↓↓↓
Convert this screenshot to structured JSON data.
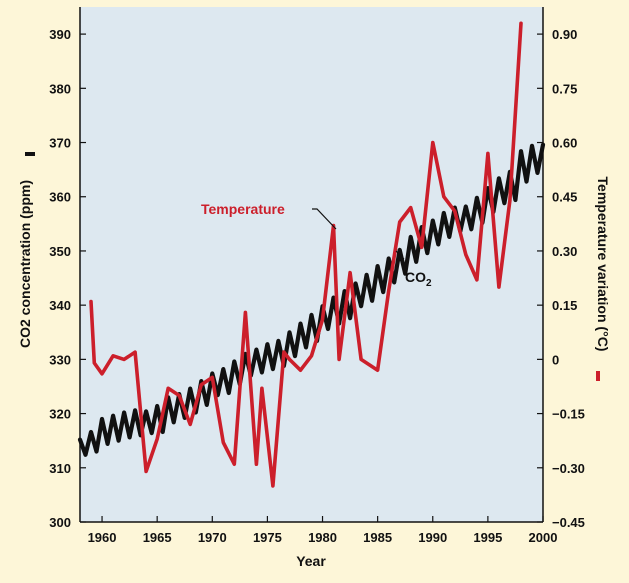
{
  "chart_data": {
    "type": "line",
    "xlabel": "Year",
    "ylabel_left": "CO2 concentration (ppm)",
    "ylabel_right": "Temperature variation (°C)",
    "xlim": [
      1958,
      2000
    ],
    "ylim_left": [
      300,
      395
    ],
    "ylim_right": [
      -0.45,
      0.975
    ],
    "x_ticks": [
      "1960",
      "1965",
      "1970",
      "1975",
      "1980",
      "1985",
      "1990",
      "1995",
      "2000"
    ],
    "y_left_ticks": [
      "300",
      "310",
      "320",
      "330",
      "340",
      "350",
      "360",
      "370",
      "380",
      "390"
    ],
    "y_right_ticks": [
      "−0.45",
      "−0.30",
      "−0.15",
      "0",
      "0.15",
      "0.30",
      "0.45",
      "0.60",
      "0.75",
      "0.90"
    ],
    "grid": false,
    "colors": {
      "plot_background": "#dde8f0",
      "page_background": "#fdf6d8",
      "co2_line": "#111111",
      "temperature_line": "#cc1f2b"
    },
    "annotations": {
      "temperature": "Temperature",
      "co2_main": "CO",
      "co2_sub": "2"
    },
    "series": [
      {
        "key": "co2",
        "axis": "left",
        "points": [
          [
            1958.0,
            315.2
          ],
          [
            1958.5,
            312.4
          ],
          [
            1959.0,
            316.6
          ],
          [
            1959.5,
            313.0
          ],
          [
            1960.0,
            319.0
          ],
          [
            1960.5,
            314.4
          ],
          [
            1961.0,
            319.6
          ],
          [
            1961.5,
            315.0
          ],
          [
            1962.0,
            320.2
          ],
          [
            1962.5,
            315.6
          ],
          [
            1963.0,
            320.6
          ],
          [
            1963.5,
            316.0
          ],
          [
            1964.0,
            320.4
          ],
          [
            1964.5,
            316.4
          ],
          [
            1965.0,
            321.4
          ],
          [
            1965.5,
            316.6
          ],
          [
            1966.0,
            323.0
          ],
          [
            1966.5,
            318.4
          ],
          [
            1967.0,
            323.6
          ],
          [
            1967.5,
            319.2
          ],
          [
            1968.0,
            324.6
          ],
          [
            1968.5,
            320.2
          ],
          [
            1969.0,
            326.0
          ],
          [
            1969.5,
            321.6
          ],
          [
            1970.0,
            327.4
          ],
          [
            1970.5,
            323.4
          ],
          [
            1971.0,
            328.2
          ],
          [
            1971.5,
            323.8
          ],
          [
            1972.0,
            329.6
          ],
          [
            1972.5,
            325.4
          ],
          [
            1973.0,
            331.0
          ],
          [
            1973.5,
            327.0
          ],
          [
            1974.0,
            331.8
          ],
          [
            1974.5,
            327.6
          ],
          [
            1975.0,
            332.8
          ],
          [
            1975.5,
            328.2
          ],
          [
            1976.0,
            333.4
          ],
          [
            1976.5,
            328.8
          ],
          [
            1977.0,
            335.0
          ],
          [
            1977.5,
            330.6
          ],
          [
            1978.0,
            336.6
          ],
          [
            1978.5,
            332.2
          ],
          [
            1979.0,
            338.2
          ],
          [
            1979.5,
            333.4
          ],
          [
            1980.0,
            339.8
          ],
          [
            1980.5,
            335.6
          ],
          [
            1981.0,
            341.4
          ],
          [
            1981.5,
            336.6
          ],
          [
            1982.0,
            342.6
          ],
          [
            1982.5,
            337.6
          ],
          [
            1983.0,
            344.0
          ],
          [
            1983.5,
            339.8
          ],
          [
            1984.0,
            345.6
          ],
          [
            1984.5,
            340.8
          ],
          [
            1985.0,
            347.2
          ],
          [
            1985.5,
            342.4
          ],
          [
            1986.0,
            348.6
          ],
          [
            1986.5,
            344.2
          ],
          [
            1987.0,
            350.2
          ],
          [
            1987.5,
            345.8
          ],
          [
            1988.0,
            352.6
          ],
          [
            1988.5,
            348.0
          ],
          [
            1989.0,
            354.4
          ],
          [
            1989.5,
            349.6
          ],
          [
            1990.0,
            355.6
          ],
          [
            1990.5,
            351.2
          ],
          [
            1991.0,
            357.0
          ],
          [
            1991.5,
            352.6
          ],
          [
            1992.0,
            358.0
          ],
          [
            1992.5,
            353.6
          ],
          [
            1993.0,
            358.2
          ],
          [
            1993.5,
            354.0
          ],
          [
            1994.0,
            359.8
          ],
          [
            1994.5,
            355.2
          ],
          [
            1995.0,
            361.6
          ],
          [
            1995.5,
            357.2
          ],
          [
            1996.0,
            363.4
          ],
          [
            1996.5,
            358.8
          ],
          [
            1997.0,
            364.6
          ],
          [
            1997.5,
            359.4
          ],
          [
            1998.0,
            368.4
          ],
          [
            1998.5,
            362.8
          ],
          [
            1999.0,
            369.4
          ],
          [
            1999.5,
            364.4
          ],
          [
            2000.0,
            369.6
          ]
        ]
      },
      {
        "key": "temperature",
        "axis": "right",
        "points": [
          [
            1959.0,
            0.16
          ],
          [
            1959.3,
            -0.01
          ],
          [
            1960.0,
            -0.04
          ],
          [
            1961.0,
            0.01
          ],
          [
            1962.0,
            0.0
          ],
          [
            1963.0,
            0.02
          ],
          [
            1964.0,
            -0.31
          ],
          [
            1965.0,
            -0.22
          ],
          [
            1966.0,
            -0.08
          ],
          [
            1967.0,
            -0.1
          ],
          [
            1968.0,
            -0.18
          ],
          [
            1969.0,
            -0.07
          ],
          [
            1970.0,
            -0.05
          ],
          [
            1971.0,
            -0.23
          ],
          [
            1972.0,
            -0.29
          ],
          [
            1973.0,
            0.13
          ],
          [
            1974.0,
            -0.29
          ],
          [
            1974.5,
            -0.08
          ],
          [
            1975.5,
            -0.35
          ],
          [
            1976.5,
            0.02
          ],
          [
            1977.0,
            0.0
          ],
          [
            1978.0,
            -0.03
          ],
          [
            1979.0,
            0.01
          ],
          [
            1980.0,
            0.11
          ],
          [
            1981.0,
            0.37
          ],
          [
            1981.5,
            0.0
          ],
          [
            1982.5,
            0.24
          ],
          [
            1983.5,
            0.0
          ],
          [
            1985.0,
            -0.03
          ],
          [
            1986.0,
            0.19
          ],
          [
            1987.0,
            0.38
          ],
          [
            1988.0,
            0.42
          ],
          [
            1989.0,
            0.31
          ],
          [
            1990.0,
            0.6
          ],
          [
            1991.0,
            0.45
          ],
          [
            1992.0,
            0.41
          ],
          [
            1993.0,
            0.29
          ],
          [
            1994.0,
            0.22
          ],
          [
            1995.0,
            0.57
          ],
          [
            1996.0,
            0.2
          ],
          [
            1997.0,
            0.44
          ],
          [
            1998.0,
            0.93
          ]
        ]
      }
    ]
  }
}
↑↑↑
THE PROBLEM:
Every record above should be written out again without change, except that the pictures are left out.

RESULT OF THIS EXERCISE:
Convert this screenshot to structured JSON data.
{
  "chart_data": {
    "type": "line",
    "xlabel": "Year",
    "ylabel_left": "CO2 concentration (ppm)",
    "ylabel_right": "Temperature variation (°C)",
    "xlim": [
      1958,
      2000
    ],
    "ylim_left": [
      300,
      395
    ],
    "ylim_right": [
      -0.45,
      0.975
    ],
    "x_ticks": [
      "1960",
      "1965",
      "1970",
      "1975",
      "1980",
      "1985",
      "1990",
      "1995",
      "2000"
    ],
    "y_left_ticks": [
      "300",
      "310",
      "320",
      "330",
      "340",
      "350",
      "360",
      "370",
      "380",
      "390"
    ],
    "y_right_ticks": [
      "−0.45",
      "−0.30",
      "−0.15",
      "0",
      "0.15",
      "0.30",
      "0.45",
      "0.60",
      "0.75",
      "0.90"
    ],
    "grid": false,
    "colors": {
      "plot_background": "#dde8f0",
      "page_background": "#fdf6d8",
      "co2_line": "#111111",
      "temperature_line": "#cc1f2b"
    },
    "annotations": {
      "temperature": "Temperature",
      "co2_main": "CO",
      "co2_sub": "2"
    },
    "series": [
      {
        "key": "co2",
        "axis": "left",
        "points": [
          [
            1958.0,
            315.2
          ],
          [
            1958.5,
            312.4
          ],
          [
            1959.0,
            316.6
          ],
          [
            1959.5,
            313.0
          ],
          [
            1960.0,
            319.0
          ],
          [
            1960.5,
            314.4
          ],
          [
            1961.0,
            319.6
          ],
          [
            1961.5,
            315.0
          ],
          [
            1962.0,
            320.2
          ],
          [
            1962.5,
            315.6
          ],
          [
            1963.0,
            320.6
          ],
          [
            1963.5,
            316.0
          ],
          [
            1964.0,
            320.4
          ],
          [
            1964.5,
            316.4
          ],
          [
            1965.0,
            321.4
          ],
          [
            1965.5,
            316.6
          ],
          [
            1966.0,
            323.0
          ],
          [
            1966.5,
            318.4
          ],
          [
            1967.0,
            323.6
          ],
          [
            1967.5,
            319.2
          ],
          [
            1968.0,
            324.6
          ],
          [
            1968.5,
            320.2
          ],
          [
            1969.0,
            326.0
          ],
          [
            1969.5,
            321.6
          ],
          [
            1970.0,
            327.4
          ],
          [
            1970.5,
            323.4
          ],
          [
            1971.0,
            328.2
          ],
          [
            1971.5,
            323.8
          ],
          [
            1972.0,
            329.6
          ],
          [
            1972.5,
            325.4
          ],
          [
            1973.0,
            331.0
          ],
          [
            1973.5,
            327.0
          ],
          [
            1974.0,
            331.8
          ],
          [
            1974.5,
            327.6
          ],
          [
            1975.0,
            332.8
          ],
          [
            1975.5,
            328.2
          ],
          [
            1976.0,
            333.4
          ],
          [
            1976.5,
            328.8
          ],
          [
            1977.0,
            335.0
          ],
          [
            1977.5,
            330.6
          ],
          [
            1978.0,
            336.6
          ],
          [
            1978.5,
            332.2
          ],
          [
            1979.0,
            338.2
          ],
          [
            1979.5,
            333.4
          ],
          [
            1980.0,
            339.8
          ],
          [
            1980.5,
            335.6
          ],
          [
            1981.0,
            341.4
          ],
          [
            1981.5,
            336.6
          ],
          [
            1982.0,
            342.6
          ],
          [
            1982.5,
            337.6
          ],
          [
            1983.0,
            344.0
          ],
          [
            1983.5,
            339.8
          ],
          [
            1984.0,
            345.6
          ],
          [
            1984.5,
            340.8
          ],
          [
            1985.0,
            347.2
          ],
          [
            1985.5,
            342.4
          ],
          [
            1986.0,
            348.6
          ],
          [
            1986.5,
            344.2
          ],
          [
            1987.0,
            350.2
          ],
          [
            1987.5,
            345.8
          ],
          [
            1988.0,
            352.6
          ],
          [
            1988.5,
            348.0
          ],
          [
            1989.0,
            354.4
          ],
          [
            1989.5,
            349.6
          ],
          [
            1990.0,
            355.6
          ],
          [
            1990.5,
            351.2
          ],
          [
            1991.0,
            357.0
          ],
          [
            1991.5,
            352.6
          ],
          [
            1992.0,
            358.0
          ],
          [
            1992.5,
            353.6
          ],
          [
            1993.0,
            358.2
          ],
          [
            1993.5,
            354.0
          ],
          [
            1994.0,
            359.8
          ],
          [
            1994.5,
            355.2
          ],
          [
            1995.0,
            361.6
          ],
          [
            1995.5,
            357.2
          ],
          [
            1996.0,
            363.4
          ],
          [
            1996.5,
            358.8
          ],
          [
            1997.0,
            364.6
          ],
          [
            1997.5,
            359.4
          ],
          [
            1998.0,
            368.4
          ],
          [
            1998.5,
            362.8
          ],
          [
            1999.0,
            369.4
          ],
          [
            1999.5,
            364.4
          ],
          [
            2000.0,
            369.6
          ]
        ]
      },
      {
        "key": "temperature",
        "axis": "right",
        "points": [
          [
            1959.0,
            0.16
          ],
          [
            1959.3,
            -0.01
          ],
          [
            1960.0,
            -0.04
          ],
          [
            1961.0,
            0.01
          ],
          [
            1962.0,
            0.0
          ],
          [
            1963.0,
            0.02
          ],
          [
            1964.0,
            -0.31
          ],
          [
            1965.0,
            -0.22
          ],
          [
            1966.0,
            -0.08
          ],
          [
            1967.0,
            -0.1
          ],
          [
            1968.0,
            -0.18
          ],
          [
            1969.0,
            -0.07
          ],
          [
            1970.0,
            -0.05
          ],
          [
            1971.0,
            -0.23
          ],
          [
            1972.0,
            -0.29
          ],
          [
            1973.0,
            0.13
          ],
          [
            1974.0,
            -0.29
          ],
          [
            1974.5,
            -0.08
          ],
          [
            1975.5,
            -0.35
          ],
          [
            1976.5,
            0.02
          ],
          [
            1977.0,
            0.0
          ],
          [
            1978.0,
            -0.03
          ],
          [
            1979.0,
            0.01
          ],
          [
            1980.0,
            0.11
          ],
          [
            1981.0,
            0.37
          ],
          [
            1981.5,
            0.0
          ],
          [
            1982.5,
            0.24
          ],
          [
            1983.5,
            0.0
          ],
          [
            1985.0,
            -0.03
          ],
          [
            1986.0,
            0.19
          ],
          [
            1987.0,
            0.38
          ],
          [
            1988.0,
            0.42
          ],
          [
            1989.0,
            0.31
          ],
          [
            1990.0,
            0.6
          ],
          [
            1991.0,
            0.45
          ],
          [
            1992.0,
            0.41
          ],
          [
            1993.0,
            0.29
          ],
          [
            1994.0,
            0.22
          ],
          [
            1995.0,
            0.57
          ],
          [
            1996.0,
            0.2
          ],
          [
            1997.0,
            0.44
          ],
          [
            1998.0,
            0.93
          ]
        ]
      }
    ]
  }
}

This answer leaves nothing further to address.